[Required work]: In the listing below, identify each line with the word "title" and return those lines.

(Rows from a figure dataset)
------------------------------------------------------------------------

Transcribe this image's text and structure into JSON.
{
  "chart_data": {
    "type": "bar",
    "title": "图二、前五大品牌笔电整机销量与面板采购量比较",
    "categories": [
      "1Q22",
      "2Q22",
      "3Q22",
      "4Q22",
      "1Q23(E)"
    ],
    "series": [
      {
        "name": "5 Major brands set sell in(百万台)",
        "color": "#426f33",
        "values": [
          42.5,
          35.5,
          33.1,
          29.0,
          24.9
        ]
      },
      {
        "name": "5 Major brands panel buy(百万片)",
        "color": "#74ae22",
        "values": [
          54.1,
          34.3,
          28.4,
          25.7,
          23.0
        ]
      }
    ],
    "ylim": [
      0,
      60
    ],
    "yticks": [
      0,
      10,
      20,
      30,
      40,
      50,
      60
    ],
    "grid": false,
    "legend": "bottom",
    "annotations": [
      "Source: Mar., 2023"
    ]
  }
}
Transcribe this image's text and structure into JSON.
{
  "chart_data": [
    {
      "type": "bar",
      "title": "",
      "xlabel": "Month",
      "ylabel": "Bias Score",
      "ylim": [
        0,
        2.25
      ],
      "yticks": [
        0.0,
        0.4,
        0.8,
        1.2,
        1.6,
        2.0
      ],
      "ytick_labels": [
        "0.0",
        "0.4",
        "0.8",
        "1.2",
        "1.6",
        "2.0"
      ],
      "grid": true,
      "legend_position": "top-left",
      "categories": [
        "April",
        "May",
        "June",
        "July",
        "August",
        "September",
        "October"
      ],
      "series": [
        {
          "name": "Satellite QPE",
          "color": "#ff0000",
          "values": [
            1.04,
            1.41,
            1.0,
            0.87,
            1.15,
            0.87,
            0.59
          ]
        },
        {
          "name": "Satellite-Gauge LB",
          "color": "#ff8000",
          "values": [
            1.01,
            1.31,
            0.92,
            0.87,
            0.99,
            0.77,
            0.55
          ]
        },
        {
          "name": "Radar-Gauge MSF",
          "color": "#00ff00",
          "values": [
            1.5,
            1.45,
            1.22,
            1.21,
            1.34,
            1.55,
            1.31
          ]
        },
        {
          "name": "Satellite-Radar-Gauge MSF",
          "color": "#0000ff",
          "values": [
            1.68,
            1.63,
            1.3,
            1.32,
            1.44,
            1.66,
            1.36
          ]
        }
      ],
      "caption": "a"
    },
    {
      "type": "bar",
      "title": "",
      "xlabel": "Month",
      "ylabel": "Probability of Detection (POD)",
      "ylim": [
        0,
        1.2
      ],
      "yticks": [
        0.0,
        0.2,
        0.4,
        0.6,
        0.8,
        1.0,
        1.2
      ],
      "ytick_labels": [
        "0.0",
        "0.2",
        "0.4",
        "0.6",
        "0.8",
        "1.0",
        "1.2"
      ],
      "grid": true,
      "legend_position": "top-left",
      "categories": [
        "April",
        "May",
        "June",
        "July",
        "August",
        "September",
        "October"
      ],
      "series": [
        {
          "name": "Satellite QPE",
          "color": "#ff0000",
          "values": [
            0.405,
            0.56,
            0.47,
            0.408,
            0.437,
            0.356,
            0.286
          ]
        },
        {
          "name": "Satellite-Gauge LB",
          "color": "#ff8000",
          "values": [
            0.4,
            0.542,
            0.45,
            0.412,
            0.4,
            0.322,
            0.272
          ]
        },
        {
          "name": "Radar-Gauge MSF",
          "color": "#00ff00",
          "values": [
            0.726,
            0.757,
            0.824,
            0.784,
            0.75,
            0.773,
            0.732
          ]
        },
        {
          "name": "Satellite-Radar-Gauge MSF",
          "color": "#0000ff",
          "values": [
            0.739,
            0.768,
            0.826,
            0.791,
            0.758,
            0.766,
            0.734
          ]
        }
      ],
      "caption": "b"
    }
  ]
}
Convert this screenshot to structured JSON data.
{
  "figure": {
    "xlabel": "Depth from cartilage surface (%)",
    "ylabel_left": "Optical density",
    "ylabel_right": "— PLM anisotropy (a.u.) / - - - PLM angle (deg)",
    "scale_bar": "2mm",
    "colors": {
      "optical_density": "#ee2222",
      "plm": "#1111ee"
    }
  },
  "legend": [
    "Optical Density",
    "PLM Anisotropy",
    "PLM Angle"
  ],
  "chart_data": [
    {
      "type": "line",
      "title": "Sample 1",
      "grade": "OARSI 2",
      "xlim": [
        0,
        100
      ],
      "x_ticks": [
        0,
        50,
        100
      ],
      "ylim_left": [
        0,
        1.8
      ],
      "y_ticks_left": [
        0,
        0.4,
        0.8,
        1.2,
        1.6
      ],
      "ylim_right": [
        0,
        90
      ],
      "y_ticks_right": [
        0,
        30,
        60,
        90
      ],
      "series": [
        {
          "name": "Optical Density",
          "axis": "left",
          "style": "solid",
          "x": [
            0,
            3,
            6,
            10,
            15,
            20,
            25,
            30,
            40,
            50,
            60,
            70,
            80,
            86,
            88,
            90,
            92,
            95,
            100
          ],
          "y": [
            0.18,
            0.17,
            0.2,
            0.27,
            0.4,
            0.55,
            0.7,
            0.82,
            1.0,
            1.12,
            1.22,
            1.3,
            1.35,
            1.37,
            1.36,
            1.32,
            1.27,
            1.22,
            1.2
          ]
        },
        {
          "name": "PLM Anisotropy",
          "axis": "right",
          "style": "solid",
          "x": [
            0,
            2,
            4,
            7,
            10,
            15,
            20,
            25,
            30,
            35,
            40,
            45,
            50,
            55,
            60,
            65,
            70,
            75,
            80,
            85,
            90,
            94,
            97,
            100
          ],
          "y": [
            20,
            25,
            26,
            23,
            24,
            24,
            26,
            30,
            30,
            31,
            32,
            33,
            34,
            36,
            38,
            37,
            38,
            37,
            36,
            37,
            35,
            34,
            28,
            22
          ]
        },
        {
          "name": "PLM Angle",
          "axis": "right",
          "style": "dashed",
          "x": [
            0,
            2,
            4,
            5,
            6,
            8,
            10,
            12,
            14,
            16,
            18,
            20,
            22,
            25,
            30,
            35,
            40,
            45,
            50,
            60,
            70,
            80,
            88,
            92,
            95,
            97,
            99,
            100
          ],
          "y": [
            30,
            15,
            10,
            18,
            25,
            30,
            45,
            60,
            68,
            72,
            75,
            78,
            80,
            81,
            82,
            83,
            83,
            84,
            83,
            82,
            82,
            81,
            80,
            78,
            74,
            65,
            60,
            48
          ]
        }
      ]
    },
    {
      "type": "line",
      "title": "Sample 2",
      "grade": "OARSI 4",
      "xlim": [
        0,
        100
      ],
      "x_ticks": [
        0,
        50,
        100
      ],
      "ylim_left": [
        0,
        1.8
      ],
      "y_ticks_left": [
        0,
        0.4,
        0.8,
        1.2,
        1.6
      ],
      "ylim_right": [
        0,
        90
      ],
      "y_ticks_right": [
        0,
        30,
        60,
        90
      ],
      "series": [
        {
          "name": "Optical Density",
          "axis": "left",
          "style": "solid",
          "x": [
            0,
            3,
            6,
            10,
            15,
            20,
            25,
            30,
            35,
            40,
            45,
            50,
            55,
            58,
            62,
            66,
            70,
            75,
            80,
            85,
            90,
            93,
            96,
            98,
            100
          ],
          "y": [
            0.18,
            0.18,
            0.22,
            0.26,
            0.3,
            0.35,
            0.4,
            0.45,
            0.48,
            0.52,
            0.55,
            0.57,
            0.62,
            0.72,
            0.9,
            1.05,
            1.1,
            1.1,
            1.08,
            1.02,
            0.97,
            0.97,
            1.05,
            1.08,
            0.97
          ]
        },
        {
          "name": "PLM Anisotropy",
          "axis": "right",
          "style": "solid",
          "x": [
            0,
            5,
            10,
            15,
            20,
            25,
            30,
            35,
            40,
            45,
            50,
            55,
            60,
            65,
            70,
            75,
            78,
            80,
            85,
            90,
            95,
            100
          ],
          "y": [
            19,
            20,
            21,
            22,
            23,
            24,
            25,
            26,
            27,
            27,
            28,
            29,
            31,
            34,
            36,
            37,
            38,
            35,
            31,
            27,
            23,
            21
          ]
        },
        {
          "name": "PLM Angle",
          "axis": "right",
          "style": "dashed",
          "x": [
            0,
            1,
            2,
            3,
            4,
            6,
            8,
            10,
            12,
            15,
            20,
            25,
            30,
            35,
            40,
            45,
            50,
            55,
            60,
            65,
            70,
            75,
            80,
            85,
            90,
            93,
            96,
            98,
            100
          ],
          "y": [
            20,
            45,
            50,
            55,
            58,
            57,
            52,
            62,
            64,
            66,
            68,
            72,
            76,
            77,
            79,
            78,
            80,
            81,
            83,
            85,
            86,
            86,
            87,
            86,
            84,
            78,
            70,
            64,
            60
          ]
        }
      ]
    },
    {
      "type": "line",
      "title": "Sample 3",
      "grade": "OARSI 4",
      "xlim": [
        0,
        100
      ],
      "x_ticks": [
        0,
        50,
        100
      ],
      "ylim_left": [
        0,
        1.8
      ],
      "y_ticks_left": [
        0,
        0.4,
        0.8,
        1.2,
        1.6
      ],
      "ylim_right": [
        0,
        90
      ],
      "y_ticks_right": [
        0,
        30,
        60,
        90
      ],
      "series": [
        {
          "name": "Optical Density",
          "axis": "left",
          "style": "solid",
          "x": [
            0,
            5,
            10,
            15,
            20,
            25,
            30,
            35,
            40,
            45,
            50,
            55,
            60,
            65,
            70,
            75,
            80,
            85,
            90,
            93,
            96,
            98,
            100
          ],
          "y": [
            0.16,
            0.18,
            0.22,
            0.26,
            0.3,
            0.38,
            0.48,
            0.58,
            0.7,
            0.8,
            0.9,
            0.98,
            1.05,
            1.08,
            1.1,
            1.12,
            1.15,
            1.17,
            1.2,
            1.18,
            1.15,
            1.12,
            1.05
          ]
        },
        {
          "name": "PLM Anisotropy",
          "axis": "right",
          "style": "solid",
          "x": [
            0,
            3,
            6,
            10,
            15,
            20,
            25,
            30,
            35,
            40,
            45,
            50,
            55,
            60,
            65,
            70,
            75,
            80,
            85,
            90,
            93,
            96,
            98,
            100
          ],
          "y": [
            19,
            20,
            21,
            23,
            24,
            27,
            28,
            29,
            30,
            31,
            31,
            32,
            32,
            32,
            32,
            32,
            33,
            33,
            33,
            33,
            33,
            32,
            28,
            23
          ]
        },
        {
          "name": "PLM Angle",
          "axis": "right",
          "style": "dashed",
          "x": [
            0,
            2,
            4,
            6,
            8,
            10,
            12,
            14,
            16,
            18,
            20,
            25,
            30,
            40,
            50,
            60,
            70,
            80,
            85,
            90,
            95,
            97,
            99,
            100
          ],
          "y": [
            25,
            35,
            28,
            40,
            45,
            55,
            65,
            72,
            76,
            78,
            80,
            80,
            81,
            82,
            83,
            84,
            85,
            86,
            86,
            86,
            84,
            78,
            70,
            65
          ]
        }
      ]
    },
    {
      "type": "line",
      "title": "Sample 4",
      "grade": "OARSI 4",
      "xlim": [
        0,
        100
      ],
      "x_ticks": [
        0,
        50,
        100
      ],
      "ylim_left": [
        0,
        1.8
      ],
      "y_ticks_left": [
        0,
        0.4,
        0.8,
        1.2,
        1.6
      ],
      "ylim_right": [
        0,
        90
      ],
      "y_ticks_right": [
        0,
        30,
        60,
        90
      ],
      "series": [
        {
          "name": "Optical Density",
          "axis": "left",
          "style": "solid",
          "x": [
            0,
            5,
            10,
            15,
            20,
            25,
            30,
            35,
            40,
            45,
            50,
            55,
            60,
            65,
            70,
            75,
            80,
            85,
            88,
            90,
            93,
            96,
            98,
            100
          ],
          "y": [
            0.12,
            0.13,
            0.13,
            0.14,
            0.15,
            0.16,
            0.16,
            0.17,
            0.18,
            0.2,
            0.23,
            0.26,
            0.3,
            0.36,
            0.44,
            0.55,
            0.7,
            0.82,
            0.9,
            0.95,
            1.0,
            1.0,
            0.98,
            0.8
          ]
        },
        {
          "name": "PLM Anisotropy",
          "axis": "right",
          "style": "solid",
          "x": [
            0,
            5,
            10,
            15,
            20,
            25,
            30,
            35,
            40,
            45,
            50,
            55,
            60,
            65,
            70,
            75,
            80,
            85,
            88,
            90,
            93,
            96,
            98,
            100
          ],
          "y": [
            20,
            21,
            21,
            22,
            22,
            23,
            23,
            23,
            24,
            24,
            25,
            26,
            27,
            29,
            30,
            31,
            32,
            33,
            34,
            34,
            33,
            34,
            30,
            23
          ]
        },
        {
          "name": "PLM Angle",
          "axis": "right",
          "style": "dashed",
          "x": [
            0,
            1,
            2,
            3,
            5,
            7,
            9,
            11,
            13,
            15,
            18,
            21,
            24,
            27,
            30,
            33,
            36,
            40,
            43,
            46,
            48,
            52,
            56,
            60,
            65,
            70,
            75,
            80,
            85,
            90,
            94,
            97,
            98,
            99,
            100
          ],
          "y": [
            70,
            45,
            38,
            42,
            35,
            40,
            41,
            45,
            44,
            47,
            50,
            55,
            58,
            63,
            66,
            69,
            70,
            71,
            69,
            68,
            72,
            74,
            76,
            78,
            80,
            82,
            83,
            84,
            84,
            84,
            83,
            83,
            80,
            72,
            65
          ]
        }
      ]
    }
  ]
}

------------------------------------------------------------------------

[Problem solution]:
    "title": "图二、前五大品牌笔电整机销量与面板采购量比较",
      "title": "",
      "title": "",
      "title": "Sample 1",
      "title": "Sample 2",
      "title": "Sample 3",
      "title": "Sample 4",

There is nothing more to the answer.